Mentre l’ideale della donna è l’immobilità, l’uomo impegnato è un agitato, sospinto dal desiderio di ficcare il naso ovunque per persuadersi e persuadere gli altri di essere importante. Il suo pane è la "considerazione”. Nel cinema questa considerazione si può raggiungere nei modi più imprevedibili. Se all’intorno il marito è considerato un genio, la moglie, sa che nel cervello egli ha il vuoto. Che fare?

Franca Valeri si è proposta di trovare i peticelli nel costume italiano; e su questi peticelli versa dello iodio. Per esempio il regista impegnato al giorno d'oggi non si esprime più con la fraseologia marxista o parascientifica; parla di pioggia e del bel tempo in modo da apparire un uomo che ha scoperto i segreti rapporti fra la materia e l’invisibile. Cioè apparire poeta. A questo punto, mi par di vederlo qualche regista scattare in piedi, indignato di tanta irriverenza. «Non ho preso a modello nessuno — afferma Franca. — Può darsi che nel mio personaggio ci sia uno zinzino di tutti... Ho scelto un cineasta perchè sono i personaggi più noti al giorno d'oggi, ma quel Piero lì potrebbe essere anche un ingegnere nucleare o un grande industriale...».

========================================================================

## [IL TUO COMPITO]
Nel brano su Franca Valeri, per quale motivo lei dice di aver scelto un cineasta come personaggio?

## [VOCI ESTRATTE]

========================================================================

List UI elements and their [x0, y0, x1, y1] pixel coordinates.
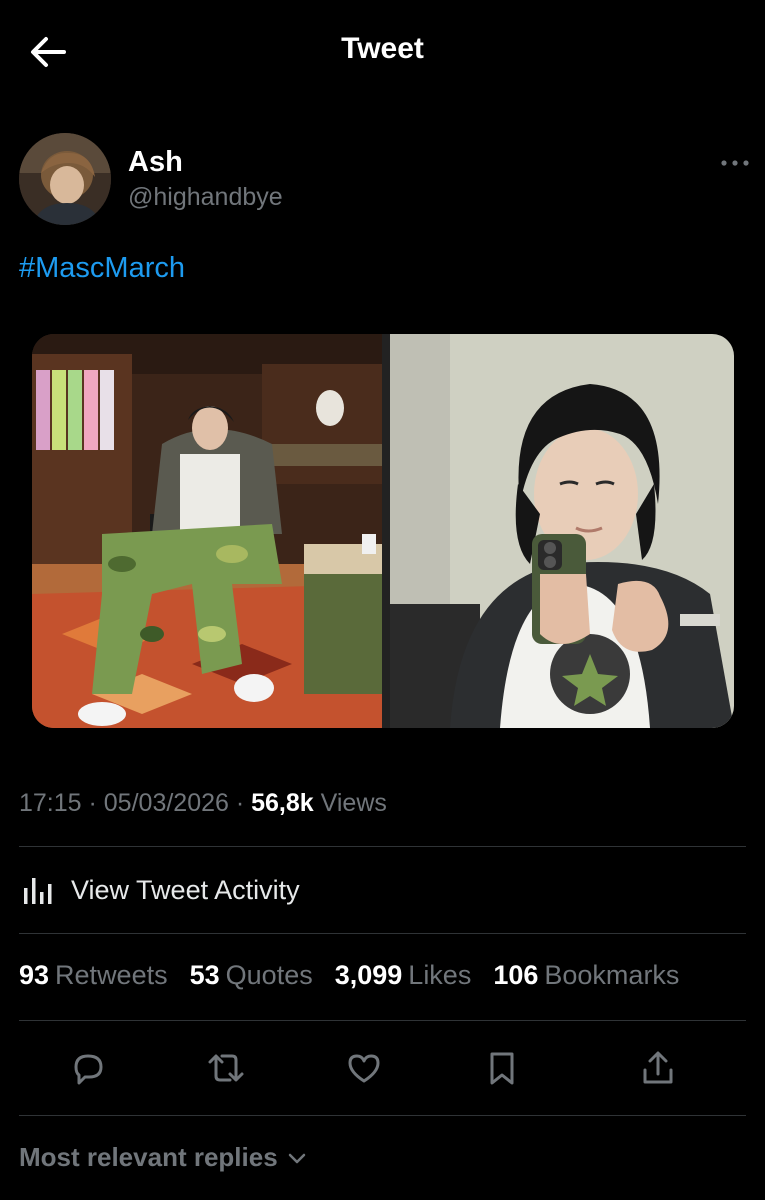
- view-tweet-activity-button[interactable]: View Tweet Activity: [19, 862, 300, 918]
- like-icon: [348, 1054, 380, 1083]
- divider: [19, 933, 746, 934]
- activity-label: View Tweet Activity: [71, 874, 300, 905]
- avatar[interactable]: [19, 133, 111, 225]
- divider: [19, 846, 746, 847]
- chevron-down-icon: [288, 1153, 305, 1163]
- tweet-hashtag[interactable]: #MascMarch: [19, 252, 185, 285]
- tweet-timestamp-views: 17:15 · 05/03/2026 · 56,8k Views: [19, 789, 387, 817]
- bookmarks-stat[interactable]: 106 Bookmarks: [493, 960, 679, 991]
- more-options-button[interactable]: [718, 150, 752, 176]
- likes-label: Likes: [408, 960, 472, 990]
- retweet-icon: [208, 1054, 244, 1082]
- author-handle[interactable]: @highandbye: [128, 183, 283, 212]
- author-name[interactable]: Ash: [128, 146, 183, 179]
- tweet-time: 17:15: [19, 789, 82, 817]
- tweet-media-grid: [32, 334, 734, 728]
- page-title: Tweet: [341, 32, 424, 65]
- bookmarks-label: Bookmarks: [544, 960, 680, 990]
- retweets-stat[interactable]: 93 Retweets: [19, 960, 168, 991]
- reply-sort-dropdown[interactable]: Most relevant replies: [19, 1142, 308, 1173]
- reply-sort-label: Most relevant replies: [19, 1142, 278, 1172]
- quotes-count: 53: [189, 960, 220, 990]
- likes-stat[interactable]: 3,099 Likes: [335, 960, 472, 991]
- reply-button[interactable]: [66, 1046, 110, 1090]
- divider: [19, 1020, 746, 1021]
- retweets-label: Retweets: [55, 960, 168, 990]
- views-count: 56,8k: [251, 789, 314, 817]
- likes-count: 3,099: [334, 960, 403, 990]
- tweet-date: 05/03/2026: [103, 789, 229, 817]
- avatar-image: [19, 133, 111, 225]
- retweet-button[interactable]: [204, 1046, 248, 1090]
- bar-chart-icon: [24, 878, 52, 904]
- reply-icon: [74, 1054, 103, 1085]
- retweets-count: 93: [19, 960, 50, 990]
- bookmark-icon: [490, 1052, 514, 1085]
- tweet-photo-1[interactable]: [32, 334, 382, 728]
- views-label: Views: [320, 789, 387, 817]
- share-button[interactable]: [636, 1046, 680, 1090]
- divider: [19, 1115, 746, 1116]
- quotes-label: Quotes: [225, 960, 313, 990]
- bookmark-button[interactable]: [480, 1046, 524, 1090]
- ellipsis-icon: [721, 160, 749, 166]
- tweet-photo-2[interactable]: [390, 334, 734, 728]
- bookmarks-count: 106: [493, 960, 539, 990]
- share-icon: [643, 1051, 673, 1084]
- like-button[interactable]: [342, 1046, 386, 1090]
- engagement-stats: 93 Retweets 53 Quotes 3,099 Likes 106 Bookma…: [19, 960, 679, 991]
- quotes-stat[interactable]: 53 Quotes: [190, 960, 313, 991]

========================================================================

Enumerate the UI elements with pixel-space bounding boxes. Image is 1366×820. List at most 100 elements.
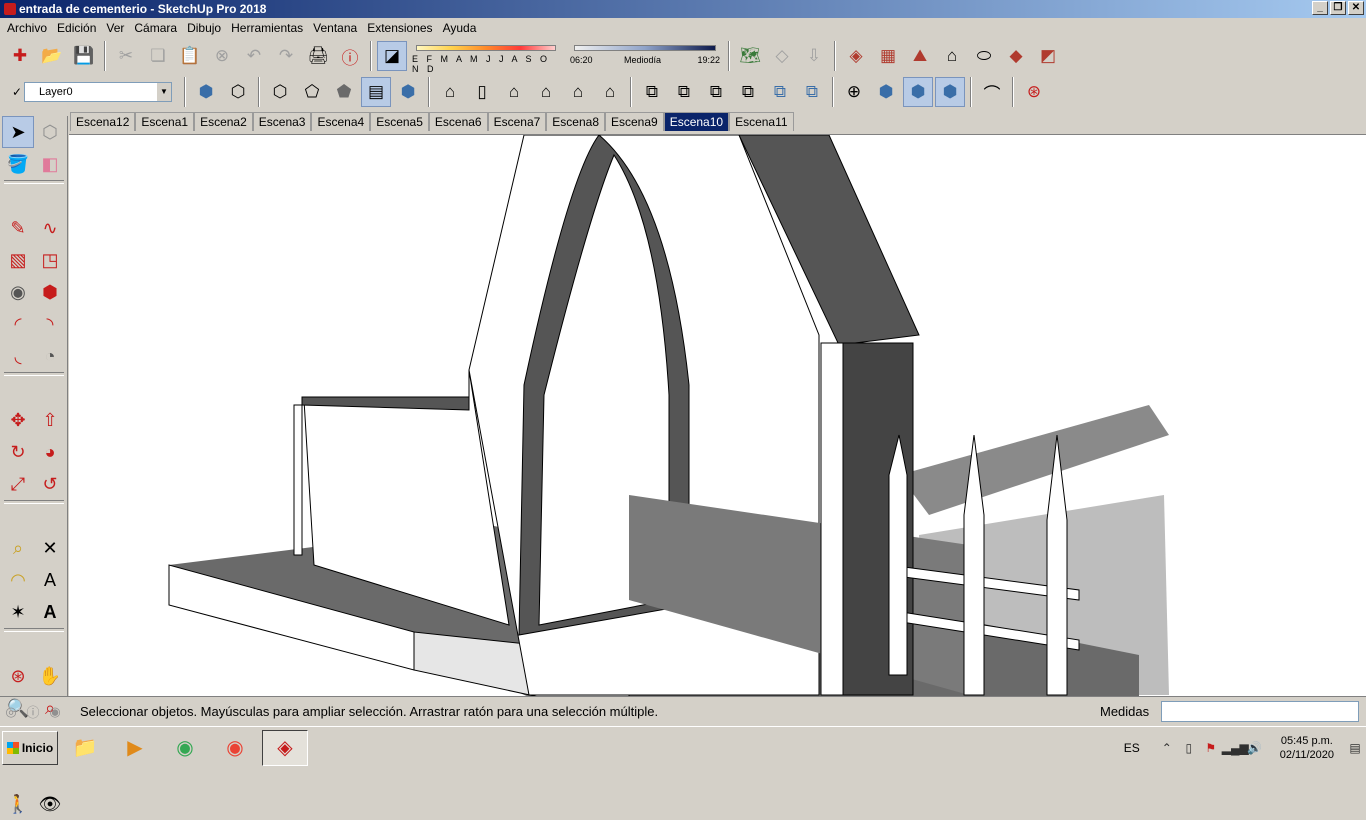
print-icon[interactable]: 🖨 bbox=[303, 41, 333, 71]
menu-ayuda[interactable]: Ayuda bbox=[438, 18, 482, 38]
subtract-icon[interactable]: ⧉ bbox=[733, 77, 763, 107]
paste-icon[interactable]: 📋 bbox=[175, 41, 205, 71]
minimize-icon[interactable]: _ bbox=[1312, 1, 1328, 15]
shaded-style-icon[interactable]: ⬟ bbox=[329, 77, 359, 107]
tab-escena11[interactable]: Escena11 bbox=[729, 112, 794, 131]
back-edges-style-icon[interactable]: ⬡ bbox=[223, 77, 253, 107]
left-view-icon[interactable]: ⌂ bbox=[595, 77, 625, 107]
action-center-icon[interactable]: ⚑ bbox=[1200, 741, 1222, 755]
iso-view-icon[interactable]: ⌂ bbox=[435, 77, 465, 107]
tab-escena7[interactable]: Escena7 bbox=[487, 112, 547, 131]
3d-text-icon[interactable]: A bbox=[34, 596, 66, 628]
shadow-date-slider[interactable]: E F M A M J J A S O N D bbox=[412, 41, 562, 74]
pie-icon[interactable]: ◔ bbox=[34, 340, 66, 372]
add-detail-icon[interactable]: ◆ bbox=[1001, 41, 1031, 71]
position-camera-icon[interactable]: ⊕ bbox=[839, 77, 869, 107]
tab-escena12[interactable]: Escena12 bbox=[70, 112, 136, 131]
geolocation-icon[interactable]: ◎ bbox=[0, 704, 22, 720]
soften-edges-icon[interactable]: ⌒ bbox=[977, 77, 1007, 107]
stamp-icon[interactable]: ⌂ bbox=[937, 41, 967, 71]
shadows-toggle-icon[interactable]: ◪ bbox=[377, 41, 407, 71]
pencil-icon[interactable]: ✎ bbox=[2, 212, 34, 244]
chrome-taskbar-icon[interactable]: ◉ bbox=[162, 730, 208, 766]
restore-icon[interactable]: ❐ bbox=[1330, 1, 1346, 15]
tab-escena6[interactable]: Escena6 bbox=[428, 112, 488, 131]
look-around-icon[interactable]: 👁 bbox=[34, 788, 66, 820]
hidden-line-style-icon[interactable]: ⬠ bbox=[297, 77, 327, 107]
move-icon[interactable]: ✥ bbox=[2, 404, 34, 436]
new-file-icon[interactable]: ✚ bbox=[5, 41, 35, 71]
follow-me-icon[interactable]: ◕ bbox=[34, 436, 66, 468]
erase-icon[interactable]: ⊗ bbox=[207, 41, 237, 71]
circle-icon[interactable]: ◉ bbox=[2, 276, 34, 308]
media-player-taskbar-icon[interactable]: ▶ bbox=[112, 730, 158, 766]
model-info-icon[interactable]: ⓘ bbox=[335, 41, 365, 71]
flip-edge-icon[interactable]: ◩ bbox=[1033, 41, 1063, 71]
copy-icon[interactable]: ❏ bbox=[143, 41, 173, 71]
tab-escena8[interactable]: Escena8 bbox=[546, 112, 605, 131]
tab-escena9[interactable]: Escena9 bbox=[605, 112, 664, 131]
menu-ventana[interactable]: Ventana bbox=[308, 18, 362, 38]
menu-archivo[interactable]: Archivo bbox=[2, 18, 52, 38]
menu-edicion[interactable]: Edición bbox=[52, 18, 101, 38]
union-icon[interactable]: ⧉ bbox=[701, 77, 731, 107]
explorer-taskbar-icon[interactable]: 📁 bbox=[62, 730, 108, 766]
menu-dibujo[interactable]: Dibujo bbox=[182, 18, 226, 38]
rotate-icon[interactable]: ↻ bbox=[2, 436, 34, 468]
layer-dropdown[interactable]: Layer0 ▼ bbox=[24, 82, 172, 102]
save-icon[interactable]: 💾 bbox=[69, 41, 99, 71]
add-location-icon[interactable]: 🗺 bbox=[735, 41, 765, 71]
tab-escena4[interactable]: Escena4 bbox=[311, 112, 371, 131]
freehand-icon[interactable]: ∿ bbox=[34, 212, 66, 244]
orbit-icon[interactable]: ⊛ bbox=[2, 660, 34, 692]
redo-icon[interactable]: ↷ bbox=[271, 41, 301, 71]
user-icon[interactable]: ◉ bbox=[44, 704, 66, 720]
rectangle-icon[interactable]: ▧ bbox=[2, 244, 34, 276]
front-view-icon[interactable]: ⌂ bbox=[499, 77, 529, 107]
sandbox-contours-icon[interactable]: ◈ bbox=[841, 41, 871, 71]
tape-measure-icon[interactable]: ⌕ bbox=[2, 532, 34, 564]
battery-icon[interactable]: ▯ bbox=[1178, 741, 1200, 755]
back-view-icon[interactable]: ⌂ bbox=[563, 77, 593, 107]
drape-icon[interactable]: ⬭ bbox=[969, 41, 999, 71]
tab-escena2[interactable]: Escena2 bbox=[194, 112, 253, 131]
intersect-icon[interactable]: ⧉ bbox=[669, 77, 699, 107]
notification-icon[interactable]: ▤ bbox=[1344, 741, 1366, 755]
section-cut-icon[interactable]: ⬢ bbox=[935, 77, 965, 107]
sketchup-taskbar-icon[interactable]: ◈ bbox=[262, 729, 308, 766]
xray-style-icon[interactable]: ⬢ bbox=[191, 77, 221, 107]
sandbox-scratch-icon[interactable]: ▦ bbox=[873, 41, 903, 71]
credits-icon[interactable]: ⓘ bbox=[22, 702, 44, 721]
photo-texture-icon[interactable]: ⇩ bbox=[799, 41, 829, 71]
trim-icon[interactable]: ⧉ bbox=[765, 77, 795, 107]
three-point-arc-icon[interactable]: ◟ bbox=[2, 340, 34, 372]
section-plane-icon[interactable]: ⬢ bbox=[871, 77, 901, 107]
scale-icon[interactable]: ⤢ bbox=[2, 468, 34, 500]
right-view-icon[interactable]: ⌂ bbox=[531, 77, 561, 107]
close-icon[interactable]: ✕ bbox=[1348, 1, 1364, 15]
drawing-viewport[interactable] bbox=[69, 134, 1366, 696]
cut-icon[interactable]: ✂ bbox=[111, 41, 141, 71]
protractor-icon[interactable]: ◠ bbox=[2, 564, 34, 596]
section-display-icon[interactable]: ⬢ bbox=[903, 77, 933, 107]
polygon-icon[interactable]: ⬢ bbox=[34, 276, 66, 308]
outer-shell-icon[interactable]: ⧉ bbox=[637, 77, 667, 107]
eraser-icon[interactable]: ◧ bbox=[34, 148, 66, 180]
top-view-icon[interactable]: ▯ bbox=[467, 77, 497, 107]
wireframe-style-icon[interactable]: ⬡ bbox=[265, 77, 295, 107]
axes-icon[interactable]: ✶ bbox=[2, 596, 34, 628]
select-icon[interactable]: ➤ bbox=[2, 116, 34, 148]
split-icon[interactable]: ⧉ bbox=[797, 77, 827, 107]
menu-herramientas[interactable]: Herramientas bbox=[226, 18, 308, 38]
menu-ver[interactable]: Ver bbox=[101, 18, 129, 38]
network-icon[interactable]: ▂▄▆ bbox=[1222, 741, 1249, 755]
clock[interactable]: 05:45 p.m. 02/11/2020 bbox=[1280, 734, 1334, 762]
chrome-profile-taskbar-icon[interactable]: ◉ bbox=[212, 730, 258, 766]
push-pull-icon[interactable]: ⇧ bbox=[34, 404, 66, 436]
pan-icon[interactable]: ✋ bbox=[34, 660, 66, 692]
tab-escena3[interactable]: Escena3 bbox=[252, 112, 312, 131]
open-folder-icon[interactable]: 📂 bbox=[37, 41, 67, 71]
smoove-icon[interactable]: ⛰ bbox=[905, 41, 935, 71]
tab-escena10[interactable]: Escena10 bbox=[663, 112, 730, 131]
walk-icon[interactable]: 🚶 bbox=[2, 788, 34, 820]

========================================================================

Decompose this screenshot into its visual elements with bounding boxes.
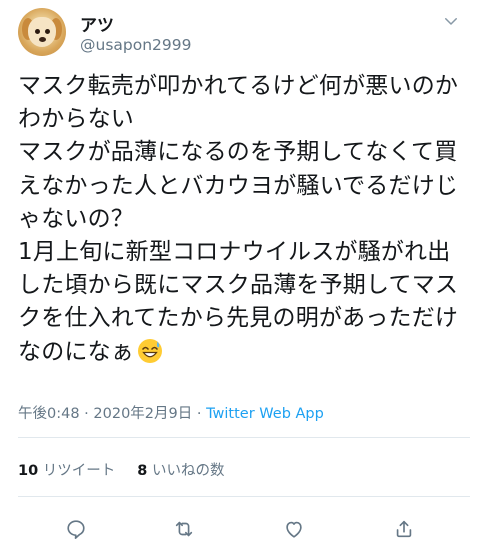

========================================================================

## [RISULTATO ESERCIZIO]
Perché i cineasti sono i personaggi più noti al giorno d'oggi.